Task objective
Determine the number of lines holding the word "独立思考"; answer with that number only.

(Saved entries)
================================

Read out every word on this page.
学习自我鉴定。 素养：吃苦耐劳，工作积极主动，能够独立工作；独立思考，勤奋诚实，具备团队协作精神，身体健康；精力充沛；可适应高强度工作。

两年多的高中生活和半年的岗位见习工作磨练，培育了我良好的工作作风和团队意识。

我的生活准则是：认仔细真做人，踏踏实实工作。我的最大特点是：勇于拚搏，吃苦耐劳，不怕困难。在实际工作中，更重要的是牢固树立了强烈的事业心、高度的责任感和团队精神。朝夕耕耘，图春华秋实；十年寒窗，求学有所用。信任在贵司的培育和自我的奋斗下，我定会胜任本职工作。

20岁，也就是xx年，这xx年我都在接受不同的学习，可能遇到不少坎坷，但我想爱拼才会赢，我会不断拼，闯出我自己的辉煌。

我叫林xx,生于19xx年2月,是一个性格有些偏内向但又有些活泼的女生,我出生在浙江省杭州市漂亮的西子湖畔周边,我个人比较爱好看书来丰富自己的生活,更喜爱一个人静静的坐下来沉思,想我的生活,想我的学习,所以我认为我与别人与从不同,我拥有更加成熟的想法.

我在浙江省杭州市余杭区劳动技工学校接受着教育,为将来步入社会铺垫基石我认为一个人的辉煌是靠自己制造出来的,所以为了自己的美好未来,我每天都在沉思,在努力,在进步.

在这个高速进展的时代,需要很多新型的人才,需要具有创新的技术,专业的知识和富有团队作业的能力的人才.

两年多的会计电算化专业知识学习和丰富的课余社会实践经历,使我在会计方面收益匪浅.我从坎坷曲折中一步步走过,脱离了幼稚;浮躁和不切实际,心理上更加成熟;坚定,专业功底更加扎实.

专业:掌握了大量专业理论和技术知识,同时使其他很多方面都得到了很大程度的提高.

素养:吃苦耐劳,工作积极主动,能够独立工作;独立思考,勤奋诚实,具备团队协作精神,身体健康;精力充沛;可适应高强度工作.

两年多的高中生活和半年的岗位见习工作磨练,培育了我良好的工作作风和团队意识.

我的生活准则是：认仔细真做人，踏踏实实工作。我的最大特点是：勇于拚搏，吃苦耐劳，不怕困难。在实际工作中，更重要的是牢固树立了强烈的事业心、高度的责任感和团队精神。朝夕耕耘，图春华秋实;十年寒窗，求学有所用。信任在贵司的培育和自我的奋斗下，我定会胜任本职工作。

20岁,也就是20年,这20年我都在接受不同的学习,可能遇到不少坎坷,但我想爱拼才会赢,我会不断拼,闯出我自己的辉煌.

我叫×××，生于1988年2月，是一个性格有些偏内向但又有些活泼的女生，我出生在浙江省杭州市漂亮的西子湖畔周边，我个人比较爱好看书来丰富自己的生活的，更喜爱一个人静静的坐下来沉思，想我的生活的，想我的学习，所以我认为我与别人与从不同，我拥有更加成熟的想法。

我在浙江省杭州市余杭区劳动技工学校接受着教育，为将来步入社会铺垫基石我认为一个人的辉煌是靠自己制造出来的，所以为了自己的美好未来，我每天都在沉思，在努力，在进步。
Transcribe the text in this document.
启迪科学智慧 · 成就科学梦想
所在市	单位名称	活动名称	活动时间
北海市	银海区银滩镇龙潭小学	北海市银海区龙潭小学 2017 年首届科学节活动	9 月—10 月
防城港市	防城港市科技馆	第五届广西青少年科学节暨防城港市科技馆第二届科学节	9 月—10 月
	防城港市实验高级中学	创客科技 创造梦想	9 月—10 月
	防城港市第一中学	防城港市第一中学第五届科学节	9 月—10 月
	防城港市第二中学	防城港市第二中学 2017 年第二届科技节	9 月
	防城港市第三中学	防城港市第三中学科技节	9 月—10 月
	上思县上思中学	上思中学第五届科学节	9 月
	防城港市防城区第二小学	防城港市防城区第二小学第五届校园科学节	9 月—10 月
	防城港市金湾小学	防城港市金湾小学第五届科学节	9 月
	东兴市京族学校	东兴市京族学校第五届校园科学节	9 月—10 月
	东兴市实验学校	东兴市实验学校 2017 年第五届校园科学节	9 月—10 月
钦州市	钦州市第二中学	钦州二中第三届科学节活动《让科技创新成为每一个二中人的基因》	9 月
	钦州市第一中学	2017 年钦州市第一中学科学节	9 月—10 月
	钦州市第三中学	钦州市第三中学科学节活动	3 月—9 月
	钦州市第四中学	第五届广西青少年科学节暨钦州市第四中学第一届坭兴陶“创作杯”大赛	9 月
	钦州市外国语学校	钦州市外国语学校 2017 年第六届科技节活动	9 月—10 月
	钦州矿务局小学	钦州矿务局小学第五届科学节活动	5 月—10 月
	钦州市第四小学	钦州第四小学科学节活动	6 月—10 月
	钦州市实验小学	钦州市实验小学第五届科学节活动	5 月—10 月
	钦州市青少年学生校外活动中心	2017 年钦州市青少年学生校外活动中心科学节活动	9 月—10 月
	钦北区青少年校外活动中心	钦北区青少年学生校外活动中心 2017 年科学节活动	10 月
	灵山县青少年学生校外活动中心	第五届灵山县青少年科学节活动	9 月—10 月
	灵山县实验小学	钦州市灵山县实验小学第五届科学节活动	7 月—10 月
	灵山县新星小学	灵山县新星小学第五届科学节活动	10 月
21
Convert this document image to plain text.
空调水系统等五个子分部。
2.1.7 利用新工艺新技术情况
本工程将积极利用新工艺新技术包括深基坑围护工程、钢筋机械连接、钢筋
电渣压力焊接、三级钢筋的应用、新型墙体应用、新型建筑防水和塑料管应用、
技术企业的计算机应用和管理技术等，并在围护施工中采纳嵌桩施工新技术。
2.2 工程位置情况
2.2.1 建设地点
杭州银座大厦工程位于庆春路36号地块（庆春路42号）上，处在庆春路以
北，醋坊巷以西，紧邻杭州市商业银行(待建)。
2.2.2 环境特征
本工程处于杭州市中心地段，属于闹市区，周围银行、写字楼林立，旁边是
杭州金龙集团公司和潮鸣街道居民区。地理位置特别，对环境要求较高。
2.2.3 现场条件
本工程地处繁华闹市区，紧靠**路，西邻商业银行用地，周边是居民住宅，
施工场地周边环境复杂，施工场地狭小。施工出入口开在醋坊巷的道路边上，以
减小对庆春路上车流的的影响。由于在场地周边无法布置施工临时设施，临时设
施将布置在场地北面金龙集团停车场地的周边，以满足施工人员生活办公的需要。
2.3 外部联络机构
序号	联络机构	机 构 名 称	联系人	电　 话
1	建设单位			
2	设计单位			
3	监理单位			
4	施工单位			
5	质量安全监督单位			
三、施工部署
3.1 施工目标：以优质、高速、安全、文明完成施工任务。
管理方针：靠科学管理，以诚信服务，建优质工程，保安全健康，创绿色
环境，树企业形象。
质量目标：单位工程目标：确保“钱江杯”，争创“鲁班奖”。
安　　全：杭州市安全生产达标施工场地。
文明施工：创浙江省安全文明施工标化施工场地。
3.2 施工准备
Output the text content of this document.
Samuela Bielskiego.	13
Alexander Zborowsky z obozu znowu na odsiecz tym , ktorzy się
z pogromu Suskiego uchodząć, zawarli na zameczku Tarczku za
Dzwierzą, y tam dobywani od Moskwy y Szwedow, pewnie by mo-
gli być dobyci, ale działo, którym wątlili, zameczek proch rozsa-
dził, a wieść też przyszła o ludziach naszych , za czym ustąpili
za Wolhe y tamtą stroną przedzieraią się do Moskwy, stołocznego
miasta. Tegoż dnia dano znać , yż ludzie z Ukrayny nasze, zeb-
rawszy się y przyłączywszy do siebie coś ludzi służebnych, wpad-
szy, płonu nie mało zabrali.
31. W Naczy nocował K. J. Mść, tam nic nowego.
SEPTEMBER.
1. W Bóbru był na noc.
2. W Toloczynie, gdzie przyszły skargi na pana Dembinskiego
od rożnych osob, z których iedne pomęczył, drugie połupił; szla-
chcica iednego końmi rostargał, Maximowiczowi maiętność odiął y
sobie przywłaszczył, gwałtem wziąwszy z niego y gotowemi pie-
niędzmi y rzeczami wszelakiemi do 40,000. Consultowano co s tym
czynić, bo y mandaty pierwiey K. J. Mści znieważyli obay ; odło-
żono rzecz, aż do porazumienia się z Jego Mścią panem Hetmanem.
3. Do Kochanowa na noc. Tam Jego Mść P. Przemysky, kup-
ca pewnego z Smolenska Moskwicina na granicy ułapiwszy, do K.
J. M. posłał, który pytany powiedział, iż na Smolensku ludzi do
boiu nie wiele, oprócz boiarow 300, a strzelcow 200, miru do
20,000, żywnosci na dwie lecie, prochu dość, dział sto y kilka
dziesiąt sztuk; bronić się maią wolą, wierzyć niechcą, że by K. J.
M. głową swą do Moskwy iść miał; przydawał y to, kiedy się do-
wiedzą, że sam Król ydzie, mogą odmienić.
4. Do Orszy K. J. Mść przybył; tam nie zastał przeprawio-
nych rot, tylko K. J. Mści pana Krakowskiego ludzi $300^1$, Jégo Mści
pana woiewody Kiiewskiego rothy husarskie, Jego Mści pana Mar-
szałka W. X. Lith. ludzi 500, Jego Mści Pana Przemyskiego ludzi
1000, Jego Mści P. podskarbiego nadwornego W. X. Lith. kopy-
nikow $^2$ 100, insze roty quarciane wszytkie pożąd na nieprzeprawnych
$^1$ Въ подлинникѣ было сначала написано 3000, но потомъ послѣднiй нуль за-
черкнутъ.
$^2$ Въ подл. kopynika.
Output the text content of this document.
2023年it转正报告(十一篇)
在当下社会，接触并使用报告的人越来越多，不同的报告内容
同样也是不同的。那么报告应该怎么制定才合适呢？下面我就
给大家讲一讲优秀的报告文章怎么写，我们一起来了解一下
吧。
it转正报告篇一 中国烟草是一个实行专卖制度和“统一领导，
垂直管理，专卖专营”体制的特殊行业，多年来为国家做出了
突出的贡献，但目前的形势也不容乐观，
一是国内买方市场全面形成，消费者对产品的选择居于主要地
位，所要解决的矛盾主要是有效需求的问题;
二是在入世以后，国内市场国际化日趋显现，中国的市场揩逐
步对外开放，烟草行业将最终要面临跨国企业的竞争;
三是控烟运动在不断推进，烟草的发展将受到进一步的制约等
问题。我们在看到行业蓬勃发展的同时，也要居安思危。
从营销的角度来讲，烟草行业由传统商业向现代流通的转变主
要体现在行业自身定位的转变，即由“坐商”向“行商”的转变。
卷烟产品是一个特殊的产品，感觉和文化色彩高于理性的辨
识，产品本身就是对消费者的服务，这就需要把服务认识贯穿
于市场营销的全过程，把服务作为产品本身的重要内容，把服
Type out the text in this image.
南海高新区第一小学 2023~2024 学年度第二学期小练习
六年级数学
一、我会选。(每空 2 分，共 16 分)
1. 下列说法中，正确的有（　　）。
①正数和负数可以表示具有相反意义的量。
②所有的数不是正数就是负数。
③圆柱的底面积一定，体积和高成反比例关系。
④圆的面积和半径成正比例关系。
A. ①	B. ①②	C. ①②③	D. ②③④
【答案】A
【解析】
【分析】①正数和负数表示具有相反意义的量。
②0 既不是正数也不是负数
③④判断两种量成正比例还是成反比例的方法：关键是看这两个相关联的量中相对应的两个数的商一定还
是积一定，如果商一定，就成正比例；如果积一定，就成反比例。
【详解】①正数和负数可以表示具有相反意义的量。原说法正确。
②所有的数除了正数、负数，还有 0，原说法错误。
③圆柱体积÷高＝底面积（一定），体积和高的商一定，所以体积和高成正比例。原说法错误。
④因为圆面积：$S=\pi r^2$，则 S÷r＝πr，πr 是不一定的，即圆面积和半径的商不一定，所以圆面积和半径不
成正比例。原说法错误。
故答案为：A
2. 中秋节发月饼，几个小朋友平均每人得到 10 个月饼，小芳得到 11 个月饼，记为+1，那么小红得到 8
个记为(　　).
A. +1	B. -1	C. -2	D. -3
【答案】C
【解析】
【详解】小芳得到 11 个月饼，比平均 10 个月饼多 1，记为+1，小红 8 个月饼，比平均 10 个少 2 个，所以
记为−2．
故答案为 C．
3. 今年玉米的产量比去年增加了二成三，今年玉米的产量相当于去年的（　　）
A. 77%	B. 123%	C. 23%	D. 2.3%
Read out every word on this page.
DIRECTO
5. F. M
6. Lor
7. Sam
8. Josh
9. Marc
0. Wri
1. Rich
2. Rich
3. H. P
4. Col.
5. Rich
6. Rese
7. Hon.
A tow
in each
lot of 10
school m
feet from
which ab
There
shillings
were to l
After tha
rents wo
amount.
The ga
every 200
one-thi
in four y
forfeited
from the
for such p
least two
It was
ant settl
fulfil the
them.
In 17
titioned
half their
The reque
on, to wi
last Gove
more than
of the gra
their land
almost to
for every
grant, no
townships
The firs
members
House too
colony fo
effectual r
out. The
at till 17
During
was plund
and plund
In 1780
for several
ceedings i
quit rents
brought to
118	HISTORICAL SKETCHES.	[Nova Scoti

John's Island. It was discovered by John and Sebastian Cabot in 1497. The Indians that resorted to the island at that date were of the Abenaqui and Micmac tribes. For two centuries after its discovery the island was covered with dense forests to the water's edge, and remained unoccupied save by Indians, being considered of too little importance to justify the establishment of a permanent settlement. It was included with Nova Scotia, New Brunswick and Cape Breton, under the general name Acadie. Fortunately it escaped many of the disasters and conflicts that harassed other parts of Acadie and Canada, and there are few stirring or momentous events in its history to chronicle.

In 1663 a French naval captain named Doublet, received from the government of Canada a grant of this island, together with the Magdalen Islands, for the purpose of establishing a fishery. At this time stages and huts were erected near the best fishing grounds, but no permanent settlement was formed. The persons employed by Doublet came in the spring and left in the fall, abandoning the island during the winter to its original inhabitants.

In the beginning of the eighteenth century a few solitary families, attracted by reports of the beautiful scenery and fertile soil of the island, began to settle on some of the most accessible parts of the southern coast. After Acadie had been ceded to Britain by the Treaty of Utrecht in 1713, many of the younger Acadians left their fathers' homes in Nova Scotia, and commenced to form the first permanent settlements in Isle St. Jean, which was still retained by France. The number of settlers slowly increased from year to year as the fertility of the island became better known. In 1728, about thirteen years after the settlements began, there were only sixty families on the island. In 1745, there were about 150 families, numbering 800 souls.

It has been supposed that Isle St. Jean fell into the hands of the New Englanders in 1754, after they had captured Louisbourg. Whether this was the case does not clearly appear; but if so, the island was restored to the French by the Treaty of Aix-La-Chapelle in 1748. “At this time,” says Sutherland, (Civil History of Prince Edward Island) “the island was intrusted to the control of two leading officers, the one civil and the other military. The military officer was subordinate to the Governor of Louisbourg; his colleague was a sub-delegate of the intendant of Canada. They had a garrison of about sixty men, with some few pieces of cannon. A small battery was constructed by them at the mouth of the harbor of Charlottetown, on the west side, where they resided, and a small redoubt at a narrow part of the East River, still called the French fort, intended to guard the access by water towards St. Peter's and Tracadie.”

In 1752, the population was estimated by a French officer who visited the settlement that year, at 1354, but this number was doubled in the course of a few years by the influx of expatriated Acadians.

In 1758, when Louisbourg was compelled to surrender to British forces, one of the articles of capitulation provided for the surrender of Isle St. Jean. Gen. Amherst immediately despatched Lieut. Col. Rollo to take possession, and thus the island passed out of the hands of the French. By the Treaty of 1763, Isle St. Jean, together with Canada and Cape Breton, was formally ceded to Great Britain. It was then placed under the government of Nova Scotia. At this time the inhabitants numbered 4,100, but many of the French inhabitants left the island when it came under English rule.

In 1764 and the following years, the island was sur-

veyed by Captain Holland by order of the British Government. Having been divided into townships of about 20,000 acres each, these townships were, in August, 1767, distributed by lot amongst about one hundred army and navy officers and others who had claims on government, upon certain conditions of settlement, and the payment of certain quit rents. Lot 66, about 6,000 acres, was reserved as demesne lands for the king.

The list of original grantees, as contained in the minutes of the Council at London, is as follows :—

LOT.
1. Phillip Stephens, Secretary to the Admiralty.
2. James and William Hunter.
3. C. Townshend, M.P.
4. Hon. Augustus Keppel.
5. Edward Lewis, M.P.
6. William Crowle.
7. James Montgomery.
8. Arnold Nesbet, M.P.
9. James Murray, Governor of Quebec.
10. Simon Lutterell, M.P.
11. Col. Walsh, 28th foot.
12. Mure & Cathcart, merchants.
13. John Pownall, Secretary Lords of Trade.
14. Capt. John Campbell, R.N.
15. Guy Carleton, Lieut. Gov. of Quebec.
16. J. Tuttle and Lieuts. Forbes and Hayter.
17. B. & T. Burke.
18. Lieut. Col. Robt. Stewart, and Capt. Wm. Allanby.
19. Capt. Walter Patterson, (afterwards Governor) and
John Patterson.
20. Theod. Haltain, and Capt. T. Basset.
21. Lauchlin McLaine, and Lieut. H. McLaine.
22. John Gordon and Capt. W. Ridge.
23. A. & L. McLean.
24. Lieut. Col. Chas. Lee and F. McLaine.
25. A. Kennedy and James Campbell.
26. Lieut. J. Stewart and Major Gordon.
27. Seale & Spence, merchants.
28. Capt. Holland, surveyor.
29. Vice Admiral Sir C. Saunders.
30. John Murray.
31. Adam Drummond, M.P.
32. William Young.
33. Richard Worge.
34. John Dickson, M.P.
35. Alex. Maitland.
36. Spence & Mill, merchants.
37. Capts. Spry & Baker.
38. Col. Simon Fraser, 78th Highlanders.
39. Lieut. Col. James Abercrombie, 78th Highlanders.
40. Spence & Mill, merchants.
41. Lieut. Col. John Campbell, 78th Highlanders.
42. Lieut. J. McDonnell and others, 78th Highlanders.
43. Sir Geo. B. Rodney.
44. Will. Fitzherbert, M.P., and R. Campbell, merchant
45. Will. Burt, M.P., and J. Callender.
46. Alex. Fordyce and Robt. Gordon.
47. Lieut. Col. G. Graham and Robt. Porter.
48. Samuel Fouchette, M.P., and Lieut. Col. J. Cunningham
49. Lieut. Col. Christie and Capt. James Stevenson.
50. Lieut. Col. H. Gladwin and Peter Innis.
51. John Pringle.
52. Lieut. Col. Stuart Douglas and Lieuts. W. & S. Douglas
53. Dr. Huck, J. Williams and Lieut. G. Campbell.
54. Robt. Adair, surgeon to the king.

================================

Solution for this problem
2